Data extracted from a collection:

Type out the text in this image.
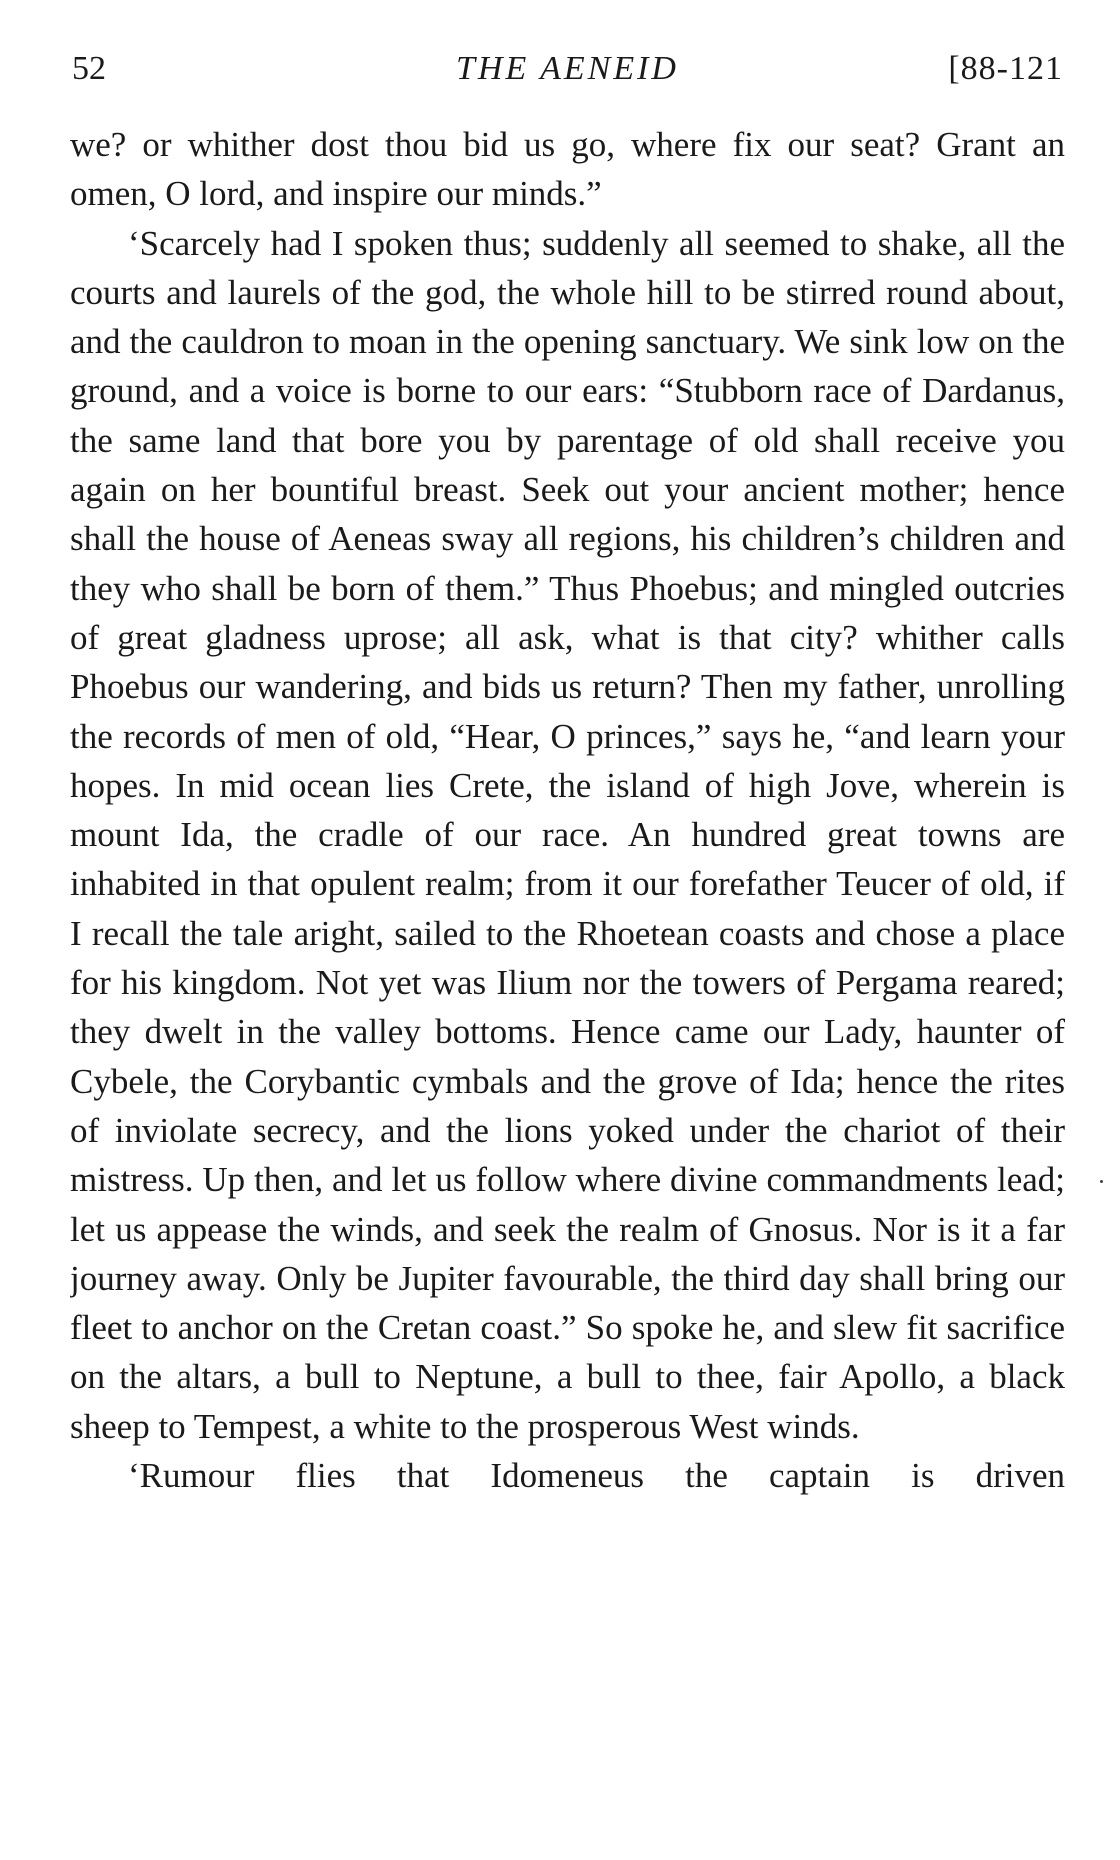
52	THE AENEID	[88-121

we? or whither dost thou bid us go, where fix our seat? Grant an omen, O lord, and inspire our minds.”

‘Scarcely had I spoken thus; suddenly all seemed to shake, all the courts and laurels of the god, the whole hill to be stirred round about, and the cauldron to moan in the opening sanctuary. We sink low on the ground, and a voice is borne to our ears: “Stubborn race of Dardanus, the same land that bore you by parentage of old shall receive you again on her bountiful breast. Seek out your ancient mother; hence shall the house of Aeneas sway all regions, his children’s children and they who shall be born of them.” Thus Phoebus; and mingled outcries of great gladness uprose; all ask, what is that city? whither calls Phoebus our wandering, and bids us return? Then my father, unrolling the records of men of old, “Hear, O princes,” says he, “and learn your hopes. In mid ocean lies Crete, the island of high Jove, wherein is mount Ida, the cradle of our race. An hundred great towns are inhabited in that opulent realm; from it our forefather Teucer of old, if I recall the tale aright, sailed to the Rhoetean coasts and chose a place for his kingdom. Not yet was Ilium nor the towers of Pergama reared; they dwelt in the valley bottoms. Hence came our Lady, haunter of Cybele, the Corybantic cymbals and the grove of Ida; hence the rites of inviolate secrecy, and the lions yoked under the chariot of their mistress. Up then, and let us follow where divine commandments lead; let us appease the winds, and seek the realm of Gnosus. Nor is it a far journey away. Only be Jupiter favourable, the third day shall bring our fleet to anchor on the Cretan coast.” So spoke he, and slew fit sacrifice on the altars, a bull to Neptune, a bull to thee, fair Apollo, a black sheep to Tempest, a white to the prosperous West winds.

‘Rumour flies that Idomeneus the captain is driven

**Instructions to follow:**
Reproduce the listing word for word and omit its pictures.

**Complete response:**
Type out the text in this image.
52	THE AENEID	[88-121

we? or whither dost thou bid us go, where fix our seat? Grant an omen, O lord, and inspire our minds.”

‘Scarcely had I spoken thus; suddenly all seemed to shake, all the courts and laurels of the god, the whole hill to be stirred round about, and the cauldron to moan in the opening sanctuary. We sink low on the ground, and a voice is borne to our ears: “Stubborn race of Dardanus, the same land that bore you by parentage of old shall receive you again on her bountiful breast. Seek out your ancient mother; hence shall the house of Aeneas sway all regions, his children’s children and they who shall be born of them.” Thus Phoebus; and mingled outcries of great gladness uprose; all ask, what is that city? whither calls Phoebus our wandering, and bids us return? Then my father, unrolling the records of men of old, “Hear, O princes,” says he, “and learn your hopes. In mid ocean lies Crete, the island of high Jove, wherein is mount Ida, the cradle of our race. An hundred great towns are inhabited in that opulent realm; from it our forefather Teucer of old, if I recall the tale aright, sailed to the Rhoetean coasts and chose a place for his kingdom. Not yet was Ilium nor the towers of Pergama reared; they dwelt in the valley bottoms. Hence came our Lady, haunter of Cybele, the Corybantic cymbals and the grove of Ida; hence the rites of inviolate secrecy, and the lions yoked under the chariot of their mistress. Up then, and let us follow where divine commandments lead; let us appease the winds, and seek the realm of Gnosus. Nor is it a far journey away. Only be Jupiter favourable, the third day shall bring our fleet to anchor on the Cretan coast.” So spoke he, and slew fit sacrifice on the altars, a bull to Neptune, a bull to thee, fair Apollo, a black sheep to Tempest, a white to the prosperous West winds.

‘Rumour flies that Idomeneus the captain is driven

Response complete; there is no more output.